What is being asked — Go through the entries and write each one out again unchanged.

-- Opening Marker --

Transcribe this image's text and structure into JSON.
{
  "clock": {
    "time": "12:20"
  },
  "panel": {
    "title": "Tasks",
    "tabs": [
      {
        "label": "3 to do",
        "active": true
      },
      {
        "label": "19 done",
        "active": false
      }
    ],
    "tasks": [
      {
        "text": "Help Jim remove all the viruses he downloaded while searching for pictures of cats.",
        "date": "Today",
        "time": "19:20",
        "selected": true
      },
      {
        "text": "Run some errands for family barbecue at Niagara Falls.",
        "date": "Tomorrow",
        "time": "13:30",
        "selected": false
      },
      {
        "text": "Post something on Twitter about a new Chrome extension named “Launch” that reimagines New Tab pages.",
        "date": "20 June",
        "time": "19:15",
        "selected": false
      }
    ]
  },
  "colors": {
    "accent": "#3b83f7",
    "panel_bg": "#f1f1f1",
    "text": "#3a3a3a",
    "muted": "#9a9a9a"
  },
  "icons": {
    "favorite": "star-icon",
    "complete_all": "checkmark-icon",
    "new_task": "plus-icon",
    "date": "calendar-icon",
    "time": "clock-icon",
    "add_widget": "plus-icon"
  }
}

-- Closing Marker --

Written solution —
Transcribe this image's text and structure into JSON.
{
  "clock": {
    "time": "12:20"
  },
  "panel": {
    "title": "Tasks",
    "tabs": [
      {
        "label": "3 to do",
        "active": true
      },
      {
        "label": "19 done",
        "active": false
      }
    ],
    "tasks": [
      {
        "text": "Help Jim remove all the viruses he downloaded while searching for pictures of cats.",
        "date": "Today",
        "time": "19:20",
        "selected": true
      },
      {
        "text": "Run some errands for family barbecue at Niagara Falls.",
        "date": "Tomorrow",
        "time": "13:30",
        "selected": false
      },
      {
        "text": "Post something on Twitter about a new Chrome extension named “Launch” that reimagines New Tab pages.",
        "date": "20 June",
        "time": "19:15",
        "selected": false
      }
    ]
  },
  "colors": {
    "accent": "#3b83f7",
    "panel_bg": "#f1f1f1",
    "text": "#3a3a3a",
    "muted": "#9a9a9a"
  },
  "icons": {
    "favorite": "star-icon",
    "complete_all": "checkmark-icon",
    "new_task": "plus-icon",
    "date": "calendar-icon",
    "time": "clock-icon",
    "add_widget": "plus-icon"
  }
}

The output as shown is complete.